==== DATASET ENTRIES ====
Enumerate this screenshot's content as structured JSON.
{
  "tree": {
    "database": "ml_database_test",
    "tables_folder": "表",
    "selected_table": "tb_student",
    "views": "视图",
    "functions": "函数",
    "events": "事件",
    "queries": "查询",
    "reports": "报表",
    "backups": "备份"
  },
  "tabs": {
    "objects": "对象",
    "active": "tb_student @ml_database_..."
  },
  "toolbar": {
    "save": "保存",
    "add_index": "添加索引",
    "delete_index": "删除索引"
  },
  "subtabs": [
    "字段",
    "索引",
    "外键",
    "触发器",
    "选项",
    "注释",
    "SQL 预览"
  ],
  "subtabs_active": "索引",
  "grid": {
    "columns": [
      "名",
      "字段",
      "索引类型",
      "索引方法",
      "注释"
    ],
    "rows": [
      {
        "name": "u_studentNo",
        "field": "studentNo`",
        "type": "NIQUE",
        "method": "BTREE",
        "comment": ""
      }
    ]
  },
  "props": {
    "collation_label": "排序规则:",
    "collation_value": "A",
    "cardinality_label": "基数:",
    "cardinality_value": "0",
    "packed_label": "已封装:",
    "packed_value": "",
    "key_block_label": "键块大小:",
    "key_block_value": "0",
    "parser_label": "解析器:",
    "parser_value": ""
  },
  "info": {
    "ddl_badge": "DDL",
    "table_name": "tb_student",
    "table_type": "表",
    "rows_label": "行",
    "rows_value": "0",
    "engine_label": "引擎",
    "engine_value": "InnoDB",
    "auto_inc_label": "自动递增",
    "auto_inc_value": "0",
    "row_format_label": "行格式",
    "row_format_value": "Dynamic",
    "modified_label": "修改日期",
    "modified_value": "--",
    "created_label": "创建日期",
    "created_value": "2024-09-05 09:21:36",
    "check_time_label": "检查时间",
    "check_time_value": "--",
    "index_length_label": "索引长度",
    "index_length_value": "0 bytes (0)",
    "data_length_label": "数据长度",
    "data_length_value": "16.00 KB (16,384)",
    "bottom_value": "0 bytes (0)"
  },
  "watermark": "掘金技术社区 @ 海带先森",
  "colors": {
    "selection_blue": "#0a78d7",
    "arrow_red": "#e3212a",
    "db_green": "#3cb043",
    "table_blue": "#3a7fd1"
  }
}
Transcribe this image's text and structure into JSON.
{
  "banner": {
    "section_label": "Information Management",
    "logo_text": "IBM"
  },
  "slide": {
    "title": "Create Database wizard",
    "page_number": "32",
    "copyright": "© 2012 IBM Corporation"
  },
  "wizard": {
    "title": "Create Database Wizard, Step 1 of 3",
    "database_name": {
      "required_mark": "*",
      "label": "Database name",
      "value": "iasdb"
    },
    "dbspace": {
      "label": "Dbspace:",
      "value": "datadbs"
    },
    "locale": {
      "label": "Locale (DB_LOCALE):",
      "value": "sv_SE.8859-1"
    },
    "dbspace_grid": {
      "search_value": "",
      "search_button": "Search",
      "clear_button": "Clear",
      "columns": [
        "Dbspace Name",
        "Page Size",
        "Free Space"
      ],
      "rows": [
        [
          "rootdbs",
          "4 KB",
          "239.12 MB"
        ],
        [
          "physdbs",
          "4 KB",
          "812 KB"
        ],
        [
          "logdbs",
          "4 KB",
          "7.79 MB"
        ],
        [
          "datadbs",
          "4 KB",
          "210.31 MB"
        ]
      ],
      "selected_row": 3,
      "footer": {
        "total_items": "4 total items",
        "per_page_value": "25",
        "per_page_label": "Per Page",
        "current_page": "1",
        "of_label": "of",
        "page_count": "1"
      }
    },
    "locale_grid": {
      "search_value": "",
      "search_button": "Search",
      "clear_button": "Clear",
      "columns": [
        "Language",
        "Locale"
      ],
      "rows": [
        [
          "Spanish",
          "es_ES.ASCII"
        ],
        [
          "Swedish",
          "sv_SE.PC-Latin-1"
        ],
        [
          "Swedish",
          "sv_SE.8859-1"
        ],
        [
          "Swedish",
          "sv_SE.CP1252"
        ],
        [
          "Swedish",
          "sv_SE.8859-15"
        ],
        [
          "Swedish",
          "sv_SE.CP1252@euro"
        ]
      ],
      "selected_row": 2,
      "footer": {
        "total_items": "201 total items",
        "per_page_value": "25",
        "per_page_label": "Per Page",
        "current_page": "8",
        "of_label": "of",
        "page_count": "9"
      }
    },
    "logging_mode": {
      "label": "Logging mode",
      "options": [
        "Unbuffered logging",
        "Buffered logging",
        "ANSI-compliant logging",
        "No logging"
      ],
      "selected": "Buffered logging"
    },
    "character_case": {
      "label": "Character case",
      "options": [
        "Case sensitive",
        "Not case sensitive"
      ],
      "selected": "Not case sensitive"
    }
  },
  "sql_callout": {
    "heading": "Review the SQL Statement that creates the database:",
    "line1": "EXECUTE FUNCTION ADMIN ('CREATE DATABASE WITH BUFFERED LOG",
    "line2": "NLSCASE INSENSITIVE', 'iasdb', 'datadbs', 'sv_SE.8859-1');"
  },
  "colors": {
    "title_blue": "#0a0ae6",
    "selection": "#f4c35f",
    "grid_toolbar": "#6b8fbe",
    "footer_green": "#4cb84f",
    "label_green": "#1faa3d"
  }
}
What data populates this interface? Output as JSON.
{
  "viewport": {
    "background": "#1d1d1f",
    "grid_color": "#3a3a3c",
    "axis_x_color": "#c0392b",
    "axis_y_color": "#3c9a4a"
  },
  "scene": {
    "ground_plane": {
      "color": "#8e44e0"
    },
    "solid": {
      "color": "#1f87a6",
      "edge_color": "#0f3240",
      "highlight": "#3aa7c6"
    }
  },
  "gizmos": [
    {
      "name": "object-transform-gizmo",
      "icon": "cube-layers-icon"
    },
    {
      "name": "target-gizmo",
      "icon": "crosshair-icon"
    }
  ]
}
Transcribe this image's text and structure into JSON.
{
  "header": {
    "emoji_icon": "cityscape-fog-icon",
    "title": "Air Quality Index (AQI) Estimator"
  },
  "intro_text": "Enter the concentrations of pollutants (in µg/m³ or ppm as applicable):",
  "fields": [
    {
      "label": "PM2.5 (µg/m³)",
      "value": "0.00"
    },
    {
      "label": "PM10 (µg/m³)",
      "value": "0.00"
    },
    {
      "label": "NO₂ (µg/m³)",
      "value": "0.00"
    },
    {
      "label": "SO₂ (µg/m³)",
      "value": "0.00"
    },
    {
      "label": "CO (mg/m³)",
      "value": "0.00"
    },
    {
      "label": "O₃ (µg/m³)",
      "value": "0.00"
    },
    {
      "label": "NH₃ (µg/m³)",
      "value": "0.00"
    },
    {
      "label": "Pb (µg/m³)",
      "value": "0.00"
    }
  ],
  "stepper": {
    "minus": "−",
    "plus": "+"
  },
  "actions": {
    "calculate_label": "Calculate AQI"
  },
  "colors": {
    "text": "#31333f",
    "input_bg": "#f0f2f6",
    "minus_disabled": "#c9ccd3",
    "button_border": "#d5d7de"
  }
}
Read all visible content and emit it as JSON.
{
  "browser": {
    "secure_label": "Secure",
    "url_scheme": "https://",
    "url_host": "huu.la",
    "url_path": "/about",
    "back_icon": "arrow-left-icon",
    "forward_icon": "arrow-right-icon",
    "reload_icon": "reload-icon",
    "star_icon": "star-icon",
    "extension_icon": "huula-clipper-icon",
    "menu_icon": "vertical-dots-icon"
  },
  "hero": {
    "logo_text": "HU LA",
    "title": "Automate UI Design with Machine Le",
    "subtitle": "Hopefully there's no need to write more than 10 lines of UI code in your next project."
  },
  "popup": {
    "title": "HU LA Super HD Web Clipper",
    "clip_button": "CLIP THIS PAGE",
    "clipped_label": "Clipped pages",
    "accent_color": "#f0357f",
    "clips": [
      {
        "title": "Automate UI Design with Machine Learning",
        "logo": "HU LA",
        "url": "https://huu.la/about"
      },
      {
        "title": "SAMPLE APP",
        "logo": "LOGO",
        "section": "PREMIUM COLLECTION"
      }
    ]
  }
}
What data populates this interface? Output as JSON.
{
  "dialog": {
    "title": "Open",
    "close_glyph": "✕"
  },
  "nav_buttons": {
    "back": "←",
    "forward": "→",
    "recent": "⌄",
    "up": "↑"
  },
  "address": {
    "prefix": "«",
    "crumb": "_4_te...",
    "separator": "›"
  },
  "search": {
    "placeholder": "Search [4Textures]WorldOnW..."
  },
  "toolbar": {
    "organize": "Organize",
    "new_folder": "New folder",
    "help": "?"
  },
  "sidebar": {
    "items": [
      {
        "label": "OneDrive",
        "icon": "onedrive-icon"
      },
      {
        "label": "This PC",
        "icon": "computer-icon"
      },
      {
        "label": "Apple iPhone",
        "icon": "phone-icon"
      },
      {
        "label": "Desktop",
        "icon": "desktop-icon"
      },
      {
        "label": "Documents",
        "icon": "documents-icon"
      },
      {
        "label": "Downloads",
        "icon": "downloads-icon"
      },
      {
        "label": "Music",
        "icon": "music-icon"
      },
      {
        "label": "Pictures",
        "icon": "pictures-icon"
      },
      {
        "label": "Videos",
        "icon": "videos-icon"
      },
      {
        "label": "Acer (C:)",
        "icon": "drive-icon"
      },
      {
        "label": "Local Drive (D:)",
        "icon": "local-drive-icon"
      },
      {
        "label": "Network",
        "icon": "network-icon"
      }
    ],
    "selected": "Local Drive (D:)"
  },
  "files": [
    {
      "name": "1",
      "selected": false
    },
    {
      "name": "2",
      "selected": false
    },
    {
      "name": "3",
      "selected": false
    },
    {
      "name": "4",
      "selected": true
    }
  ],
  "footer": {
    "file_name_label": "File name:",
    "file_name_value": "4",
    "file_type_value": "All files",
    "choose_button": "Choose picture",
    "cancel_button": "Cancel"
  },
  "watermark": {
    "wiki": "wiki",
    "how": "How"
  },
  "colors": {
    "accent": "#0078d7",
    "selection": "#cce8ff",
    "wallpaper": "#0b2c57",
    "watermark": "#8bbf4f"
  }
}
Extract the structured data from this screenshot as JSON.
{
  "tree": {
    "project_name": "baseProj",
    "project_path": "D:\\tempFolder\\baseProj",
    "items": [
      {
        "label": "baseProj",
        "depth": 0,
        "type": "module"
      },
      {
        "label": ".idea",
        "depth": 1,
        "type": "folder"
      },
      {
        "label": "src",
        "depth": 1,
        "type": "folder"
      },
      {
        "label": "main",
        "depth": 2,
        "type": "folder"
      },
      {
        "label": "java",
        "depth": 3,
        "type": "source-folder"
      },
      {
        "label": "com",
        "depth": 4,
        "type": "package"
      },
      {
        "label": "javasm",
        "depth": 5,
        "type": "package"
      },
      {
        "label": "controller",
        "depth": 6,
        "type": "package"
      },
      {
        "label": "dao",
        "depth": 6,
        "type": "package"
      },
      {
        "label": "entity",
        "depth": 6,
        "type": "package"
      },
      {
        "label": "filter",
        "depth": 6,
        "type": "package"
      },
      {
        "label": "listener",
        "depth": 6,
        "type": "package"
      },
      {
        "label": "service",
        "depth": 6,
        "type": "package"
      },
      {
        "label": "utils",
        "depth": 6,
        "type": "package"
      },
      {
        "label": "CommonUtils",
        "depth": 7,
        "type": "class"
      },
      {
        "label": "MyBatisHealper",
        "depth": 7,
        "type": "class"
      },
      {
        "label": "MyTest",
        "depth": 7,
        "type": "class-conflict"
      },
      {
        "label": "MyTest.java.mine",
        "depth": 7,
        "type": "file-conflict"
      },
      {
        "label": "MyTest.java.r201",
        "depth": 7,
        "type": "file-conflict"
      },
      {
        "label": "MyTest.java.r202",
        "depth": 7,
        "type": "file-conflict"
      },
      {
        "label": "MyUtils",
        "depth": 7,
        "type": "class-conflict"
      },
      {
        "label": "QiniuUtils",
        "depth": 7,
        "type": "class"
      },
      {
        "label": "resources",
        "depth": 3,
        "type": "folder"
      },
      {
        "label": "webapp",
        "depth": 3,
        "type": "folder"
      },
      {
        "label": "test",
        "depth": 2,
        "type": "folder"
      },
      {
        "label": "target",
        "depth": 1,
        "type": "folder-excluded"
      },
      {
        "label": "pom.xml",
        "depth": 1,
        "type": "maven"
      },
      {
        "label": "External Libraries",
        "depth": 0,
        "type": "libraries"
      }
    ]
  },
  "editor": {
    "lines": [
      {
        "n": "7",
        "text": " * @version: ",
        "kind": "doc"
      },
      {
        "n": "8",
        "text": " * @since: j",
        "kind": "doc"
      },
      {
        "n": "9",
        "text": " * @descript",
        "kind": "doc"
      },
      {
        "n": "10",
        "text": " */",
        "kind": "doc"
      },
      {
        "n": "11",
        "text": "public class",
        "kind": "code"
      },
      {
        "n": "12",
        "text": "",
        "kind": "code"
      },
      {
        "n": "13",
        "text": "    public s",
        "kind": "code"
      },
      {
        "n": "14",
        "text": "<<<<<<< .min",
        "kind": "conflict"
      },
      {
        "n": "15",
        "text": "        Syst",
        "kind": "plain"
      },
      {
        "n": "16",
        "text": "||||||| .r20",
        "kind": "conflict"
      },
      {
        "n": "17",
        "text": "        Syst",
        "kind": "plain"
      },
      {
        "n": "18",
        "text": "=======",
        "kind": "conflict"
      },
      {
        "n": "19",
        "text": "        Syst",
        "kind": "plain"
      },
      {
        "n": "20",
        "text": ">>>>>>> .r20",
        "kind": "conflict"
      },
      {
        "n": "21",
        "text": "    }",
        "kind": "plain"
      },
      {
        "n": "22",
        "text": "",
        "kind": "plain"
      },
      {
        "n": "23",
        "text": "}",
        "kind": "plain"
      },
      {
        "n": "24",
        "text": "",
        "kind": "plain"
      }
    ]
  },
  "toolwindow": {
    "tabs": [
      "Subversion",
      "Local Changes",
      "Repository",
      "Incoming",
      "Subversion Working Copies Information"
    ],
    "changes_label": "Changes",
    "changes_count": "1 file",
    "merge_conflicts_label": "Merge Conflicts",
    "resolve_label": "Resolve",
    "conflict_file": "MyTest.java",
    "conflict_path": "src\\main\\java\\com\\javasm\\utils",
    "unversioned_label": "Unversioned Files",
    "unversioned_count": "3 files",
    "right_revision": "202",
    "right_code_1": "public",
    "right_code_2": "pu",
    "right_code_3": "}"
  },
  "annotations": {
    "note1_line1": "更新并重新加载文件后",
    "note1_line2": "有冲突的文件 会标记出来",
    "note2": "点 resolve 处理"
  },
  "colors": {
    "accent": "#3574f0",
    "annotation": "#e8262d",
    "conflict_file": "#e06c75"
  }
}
====
Which lines contain the word "watermark"? Copy each of them.

[EXERCISE SOLUTION]
  "watermark": "掘金技术社区 @ 海带先森",
  "watermark": {
    "watermark": "#8bbf4f"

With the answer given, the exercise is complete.